→ Given request
Output the data that follows exactly, line for line.
>> Start Data for this exercise
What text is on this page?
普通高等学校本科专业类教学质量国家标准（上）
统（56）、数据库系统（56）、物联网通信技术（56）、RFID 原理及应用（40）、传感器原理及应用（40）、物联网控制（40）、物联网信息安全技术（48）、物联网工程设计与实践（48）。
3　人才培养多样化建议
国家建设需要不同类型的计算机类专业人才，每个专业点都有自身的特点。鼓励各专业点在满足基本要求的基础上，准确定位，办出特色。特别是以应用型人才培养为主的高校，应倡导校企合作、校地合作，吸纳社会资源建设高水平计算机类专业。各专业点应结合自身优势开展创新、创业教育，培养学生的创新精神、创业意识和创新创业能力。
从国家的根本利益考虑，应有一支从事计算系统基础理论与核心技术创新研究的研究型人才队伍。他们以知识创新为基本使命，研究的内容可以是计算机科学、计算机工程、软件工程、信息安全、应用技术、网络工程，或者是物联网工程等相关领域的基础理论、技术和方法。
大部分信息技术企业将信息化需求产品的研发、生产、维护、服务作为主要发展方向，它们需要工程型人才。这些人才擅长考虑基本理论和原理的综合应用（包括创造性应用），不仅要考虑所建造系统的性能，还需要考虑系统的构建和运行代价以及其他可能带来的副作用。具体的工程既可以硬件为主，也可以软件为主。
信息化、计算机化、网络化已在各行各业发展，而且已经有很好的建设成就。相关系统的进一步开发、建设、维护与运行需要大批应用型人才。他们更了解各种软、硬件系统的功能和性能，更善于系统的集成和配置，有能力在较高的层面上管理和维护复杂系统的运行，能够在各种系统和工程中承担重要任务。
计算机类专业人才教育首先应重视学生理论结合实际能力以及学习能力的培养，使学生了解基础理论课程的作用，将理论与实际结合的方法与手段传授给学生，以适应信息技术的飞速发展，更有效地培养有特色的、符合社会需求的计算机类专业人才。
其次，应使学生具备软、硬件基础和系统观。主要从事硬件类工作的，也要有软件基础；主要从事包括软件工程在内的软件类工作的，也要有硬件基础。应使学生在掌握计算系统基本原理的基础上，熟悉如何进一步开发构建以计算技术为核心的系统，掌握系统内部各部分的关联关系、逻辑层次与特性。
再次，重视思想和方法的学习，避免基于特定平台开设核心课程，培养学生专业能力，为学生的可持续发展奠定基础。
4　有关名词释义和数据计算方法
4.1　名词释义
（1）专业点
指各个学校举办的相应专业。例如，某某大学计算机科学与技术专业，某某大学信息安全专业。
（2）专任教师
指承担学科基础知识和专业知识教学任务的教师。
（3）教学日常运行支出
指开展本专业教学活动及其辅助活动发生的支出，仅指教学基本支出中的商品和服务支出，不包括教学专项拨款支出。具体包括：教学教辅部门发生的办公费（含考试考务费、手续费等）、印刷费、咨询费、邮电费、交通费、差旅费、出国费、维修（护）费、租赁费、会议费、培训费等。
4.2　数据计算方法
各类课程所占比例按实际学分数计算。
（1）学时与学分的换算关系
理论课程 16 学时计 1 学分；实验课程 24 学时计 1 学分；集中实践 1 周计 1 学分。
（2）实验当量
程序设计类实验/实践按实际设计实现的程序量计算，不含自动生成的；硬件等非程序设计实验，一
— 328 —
>> End Data for this exercise
→ Output below
What text is on this page?
普通高等学校本科专业类教学质量国家标准（上）
统（56）、数据库系统（56）、物联网通信技术（56）、RFID 原理及应用（40）、传感器原理及应用（40）、物联网控制（40）、物联网信息安全技术（48）、物联网工程设计与实践（48）。
3　人才培养多样化建议
国家建设需要不同类型的计算机类专业人才，每个专业点都有自身的特点。鼓励各专业点在满足基本要求的基础上，准确定位，办出特色。特别是以应用型人才培养为主的高校，应倡导校企合作、校地合作，吸纳社会资源建设高水平计算机类专业。各专业点应结合自身优势开展创新、创业教育，培养学生的创新精神、创业意识和创新创业能力。
从国家的根本利益考虑，应有一支从事计算系统基础理论与核心技术创新研究的研究型人才队伍。他们以知识创新为基本使命，研究的内容可以是计算机科学、计算机工程、软件工程、信息安全、应用技术、网络工程，或者是物联网工程等相关领域的基础理论、技术和方法。
大部分信息技术企业将信息化需求产品的研发、生产、维护、服务作为主要发展方向，它们需要工程型人才。这些人才擅长考虑基本理论和原理的综合应用（包括创造性应用），不仅要考虑所建造系统的性能，还需要考虑系统的构建和运行代价以及其他可能带来的副作用。具体的工程既可以硬件为主，也可以软件为主。
信息化、计算机化、网络化已在各行各业发展，而且已经有很好的建设成就。相关系统的进一步开发、建设、维护与运行需要大批应用型人才。他们更了解各种软、硬件系统的功能和性能，更善于系统的集成和配置，有能力在较高的层面上管理和维护复杂系统的运行，能够在各种系统和工程中承担重要任务。
计算机类专业人才教育首先应重视学生理论结合实际能力以及学习能力的培养，使学生了解基础理论课程的作用，将理论与实际结合的方法与手段传授给学生，以适应信息技术的飞速发展，更有效地培养有特色的、符合社会需求的计算机类专业人才。
其次，应使学生具备软、硬件基础和系统观。主要从事硬件类工作的，也要有软件基础；主要从事包括软件工程在内的软件类工作的，也要有硬件基础。应使学生在掌握计算系统基本原理的基础上，熟悉如何进一步开发构建以计算技术为核心的系统，掌握系统内部各部分的关联关系、逻辑层次与特性。
再次，重视思想和方法的学习，避免基于特定平台开设核心课程，培养学生专业能力，为学生的可持续发展奠定基础。
4　有关名词释义和数据计算方法
4.1　名词释义
（1）专业点
指各个学校举办的相应专业。例如，某某大学计算机科学与技术专业，某某大学信息安全专业。
（2）专任教师
指承担学科基础知识和专业知识教学任务的教师。
（3）教学日常运行支出
指开展本专业教学活动及其辅助活动发生的支出，仅指教学基本支出中的商品和服务支出，不包括教学专项拨款支出。具体包括：教学教辅部门发生的办公费（含考试考务费、手续费等）、印刷费、咨询费、邮电费、交通费、差旅费、出国费、维修（护）费、租赁费、会议费、培训费等。
4.2　数据计算方法
各类课程所占比例按实际学分数计算。
（1）学时与学分的换算关系
理论课程 16 学时计 1 学分；实验课程 24 学时计 1 学分；集中实践 1 周计 1 学分。
（2）实验当量
程序设计类实验/实践按实际设计实现的程序量计算，不含自动生成的；硬件等非程序设计实验，一
— 328 —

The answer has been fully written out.